▶ **Exercise directions**: Please state how many lines in the records contain the string "uchun", with no words besides the number.

(Data excerpts)

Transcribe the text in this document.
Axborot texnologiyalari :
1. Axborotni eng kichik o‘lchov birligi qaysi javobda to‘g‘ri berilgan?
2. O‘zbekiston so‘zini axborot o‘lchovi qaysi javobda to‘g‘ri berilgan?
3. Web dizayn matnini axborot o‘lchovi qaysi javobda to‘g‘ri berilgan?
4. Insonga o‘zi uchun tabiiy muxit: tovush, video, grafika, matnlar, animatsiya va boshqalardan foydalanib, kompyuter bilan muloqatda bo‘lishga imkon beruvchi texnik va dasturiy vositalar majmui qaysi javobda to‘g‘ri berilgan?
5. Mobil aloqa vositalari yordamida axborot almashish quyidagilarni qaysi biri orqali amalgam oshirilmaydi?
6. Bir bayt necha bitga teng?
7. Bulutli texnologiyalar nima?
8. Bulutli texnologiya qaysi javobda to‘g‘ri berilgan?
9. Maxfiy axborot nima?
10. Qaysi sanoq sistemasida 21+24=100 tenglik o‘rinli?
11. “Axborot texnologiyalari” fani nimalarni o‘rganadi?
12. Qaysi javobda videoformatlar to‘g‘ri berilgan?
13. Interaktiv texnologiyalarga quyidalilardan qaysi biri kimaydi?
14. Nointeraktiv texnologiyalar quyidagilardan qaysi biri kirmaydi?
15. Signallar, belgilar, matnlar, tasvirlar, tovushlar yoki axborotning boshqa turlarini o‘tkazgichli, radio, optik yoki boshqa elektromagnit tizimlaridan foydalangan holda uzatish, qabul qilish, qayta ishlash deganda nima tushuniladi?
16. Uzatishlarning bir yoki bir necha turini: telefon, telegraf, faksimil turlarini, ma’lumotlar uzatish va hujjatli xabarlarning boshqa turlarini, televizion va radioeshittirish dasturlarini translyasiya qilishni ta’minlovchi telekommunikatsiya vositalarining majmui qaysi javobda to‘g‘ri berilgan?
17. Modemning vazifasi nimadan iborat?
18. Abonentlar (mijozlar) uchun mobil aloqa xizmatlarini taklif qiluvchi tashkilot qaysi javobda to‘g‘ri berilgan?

▶ **Complete response**: 2